##### Input

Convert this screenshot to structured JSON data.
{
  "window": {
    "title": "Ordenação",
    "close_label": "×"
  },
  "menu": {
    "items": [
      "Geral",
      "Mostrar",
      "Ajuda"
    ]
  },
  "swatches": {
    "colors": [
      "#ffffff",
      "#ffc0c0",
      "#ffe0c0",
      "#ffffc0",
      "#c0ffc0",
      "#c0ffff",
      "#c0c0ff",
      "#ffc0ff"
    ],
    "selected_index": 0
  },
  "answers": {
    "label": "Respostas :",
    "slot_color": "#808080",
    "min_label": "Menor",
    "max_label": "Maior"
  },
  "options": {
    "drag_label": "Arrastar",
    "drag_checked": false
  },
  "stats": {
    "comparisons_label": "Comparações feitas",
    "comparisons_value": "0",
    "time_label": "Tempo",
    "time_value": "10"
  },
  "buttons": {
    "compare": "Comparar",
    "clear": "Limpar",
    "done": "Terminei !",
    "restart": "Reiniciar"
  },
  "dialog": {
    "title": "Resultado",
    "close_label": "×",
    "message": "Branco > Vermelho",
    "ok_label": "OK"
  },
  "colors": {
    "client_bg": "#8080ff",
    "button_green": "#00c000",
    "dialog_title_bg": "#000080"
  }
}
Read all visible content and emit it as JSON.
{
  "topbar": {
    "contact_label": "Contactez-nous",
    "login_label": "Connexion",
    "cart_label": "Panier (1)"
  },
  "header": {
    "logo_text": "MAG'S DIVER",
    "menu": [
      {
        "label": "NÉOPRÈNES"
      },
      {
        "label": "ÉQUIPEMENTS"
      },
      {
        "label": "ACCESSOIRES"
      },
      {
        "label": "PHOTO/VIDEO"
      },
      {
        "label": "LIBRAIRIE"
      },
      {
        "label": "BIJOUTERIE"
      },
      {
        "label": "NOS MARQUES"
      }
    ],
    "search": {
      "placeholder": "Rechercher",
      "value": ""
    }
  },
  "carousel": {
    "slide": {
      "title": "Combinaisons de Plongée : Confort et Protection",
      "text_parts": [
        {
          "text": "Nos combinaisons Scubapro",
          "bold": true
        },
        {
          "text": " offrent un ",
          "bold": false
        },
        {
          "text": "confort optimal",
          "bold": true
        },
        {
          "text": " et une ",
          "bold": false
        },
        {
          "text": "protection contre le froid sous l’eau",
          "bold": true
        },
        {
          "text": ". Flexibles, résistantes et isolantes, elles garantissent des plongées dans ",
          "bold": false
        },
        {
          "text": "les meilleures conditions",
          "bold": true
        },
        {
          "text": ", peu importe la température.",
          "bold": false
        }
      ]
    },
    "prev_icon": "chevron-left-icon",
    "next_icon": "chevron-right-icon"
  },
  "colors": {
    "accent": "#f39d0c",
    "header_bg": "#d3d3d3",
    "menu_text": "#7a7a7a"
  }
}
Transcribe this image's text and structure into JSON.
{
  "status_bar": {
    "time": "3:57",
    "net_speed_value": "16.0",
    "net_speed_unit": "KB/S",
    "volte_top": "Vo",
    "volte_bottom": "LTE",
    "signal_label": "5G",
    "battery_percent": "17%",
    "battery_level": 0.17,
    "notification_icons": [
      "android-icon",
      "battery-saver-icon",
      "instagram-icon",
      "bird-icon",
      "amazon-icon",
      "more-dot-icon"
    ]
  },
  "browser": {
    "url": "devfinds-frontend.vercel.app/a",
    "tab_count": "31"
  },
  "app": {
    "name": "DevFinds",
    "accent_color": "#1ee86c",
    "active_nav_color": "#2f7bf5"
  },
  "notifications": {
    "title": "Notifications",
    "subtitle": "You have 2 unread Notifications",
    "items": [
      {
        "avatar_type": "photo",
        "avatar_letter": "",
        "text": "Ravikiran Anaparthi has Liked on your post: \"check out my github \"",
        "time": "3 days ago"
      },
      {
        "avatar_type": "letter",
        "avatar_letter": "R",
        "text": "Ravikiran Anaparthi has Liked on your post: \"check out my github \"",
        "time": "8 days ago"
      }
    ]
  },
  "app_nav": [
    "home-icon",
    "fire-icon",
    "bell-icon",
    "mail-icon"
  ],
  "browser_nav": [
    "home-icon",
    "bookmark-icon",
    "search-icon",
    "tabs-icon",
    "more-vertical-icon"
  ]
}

##########

Set exercise: Reproduce every entry shown above, precisely as it stands.

Exercise answer:
Convert this screenshot to structured JSON data.
{
  "window": {
    "title": "Ordenação",
    "close_label": "×"
  },
  "menu": {
    "items": [
      "Geral",
      "Mostrar",
      "Ajuda"
    ]
  },
  "swatches": {
    "colors": [
      "#ffffff",
      "#ffc0c0",
      "#ffe0c0",
      "#ffffc0",
      "#c0ffc0",
      "#c0ffff",
      "#c0c0ff",
      "#ffc0ff"
    ],
    "selected_index": 0
  },
  "answers": {
    "label": "Respostas :",
    "slot_color": "#808080",
    "min_label": "Menor",
    "max_label": "Maior"
  },
  "options": {
    "drag_label": "Arrastar",
    "drag_checked": false
  },
  "stats": {
    "comparisons_label": "Comparações feitas",
    "comparisons_value": "0",
    "time_label": "Tempo",
    "time_value": "10"
  },
  "buttons": {
    "compare": "Comparar",
    "clear": "Limpar",
    "done": "Terminei !",
    "restart": "Reiniciar"
  },
  "dialog": {
    "title": "Resultado",
    "close_label": "×",
    "message": "Branco > Vermelho",
    "ok_label": "OK"
  },
  "colors": {
    "client_bg": "#8080ff",
    "button_green": "#00c000",
    "dialog_title_bg": "#000080"
  }
}
Read all visible content and emit it as JSON.
{
  "topbar": {
    "contact_label": "Contactez-nous",
    "login_label": "Connexion",
    "cart_label": "Panier (1)"
  },
  "header": {
    "logo_text": "MAG'S DIVER",
    "menu": [
      {
        "label": "NÉOPRÈNES"
      },
      {
        "label": "ÉQUIPEMENTS"
      },
      {
        "label": "ACCESSOIRES"
      },
      {
        "label": "PHOTO/VIDEO"
      },
      {
        "label": "LIBRAIRIE"
      },
      {
        "label": "BIJOUTERIE"
      },
      {
        "label": "NOS MARQUES"
      }
    ],
    "search": {
      "placeholder": "Rechercher",
      "value": ""
    }
  },
  "carousel": {
    "slide": {
      "title": "Combinaisons de Plongée : Confort et Protection",
      "text_parts": [
        {
          "text": "Nos combinaisons Scubapro",
          "bold": true
        },
        {
          "text": " offrent un ",
          "bold": false
        },
        {
          "text": "confort optimal",
          "bold": true
        },
        {
          "text": " et une ",
          "bold": false
        },
        {
          "text": "protection contre le froid sous l’eau",
          "bold": true
        },
        {
          "text": ". Flexibles, résistantes et isolantes, elles garantissent des plongées dans ",
          "bold": false
        },
        {
          "text": "les meilleures conditions",
          "bold": true
        },
        {
          "text": ", peu importe la température.",
          "bold": false
        }
      ]
    },
    "prev_icon": "chevron-left-icon",
    "next_icon": "chevron-right-icon"
  },
  "colors": {
    "accent": "#f39d0c",
    "header_bg": "#d3d3d3",
    "menu_text": "#7a7a7a"
  }
}
Transcribe this image's text and structure into JSON.
{
  "status_bar": {
    "time": "3:57",
    "net_speed_value": "16.0",
    "net_speed_unit": "KB/S",
    "volte_top": "Vo",
    "volte_bottom": "LTE",
    "signal_label": "5G",
    "battery_percent": "17%",
    "battery_level": 0.17,
    "notification_icons": [
      "android-icon",
      "battery-saver-icon",
      "instagram-icon",
      "bird-icon",
      "amazon-icon",
      "more-dot-icon"
    ]
  },
  "browser": {
    "url": "devfinds-frontend.vercel.app/a",
    "tab_count": "31"
  },
  "app": {
    "name": "DevFinds",
    "accent_color": "#1ee86c",
    "active_nav_color": "#2f7bf5"
  },
  "notifications": {
    "title": "Notifications",
    "subtitle": "You have 2 unread Notifications",
    "items": [
      {
        "avatar_type": "photo",
        "avatar_letter": "",
        "text": "Ravikiran Anaparthi has Liked on your post: \"check out my github \"",
        "time": "3 days ago"
      },
      {
        "avatar_type": "letter",
        "avatar_letter": "R",
        "text": "Ravikiran Anaparthi has Liked on your post: \"check out my github \"",
        "time": "8 days ago"
      }
    ]
  },
  "app_nav": [
    "home-icon",
    "fire-icon",
    "bell-icon",
    "mail-icon"
  ],
  "browser_nav": [
    "home-icon",
    "bookmark-icon",
    "search-icon",
    "tabs-icon",
    "more-vertical-icon"
  ]
}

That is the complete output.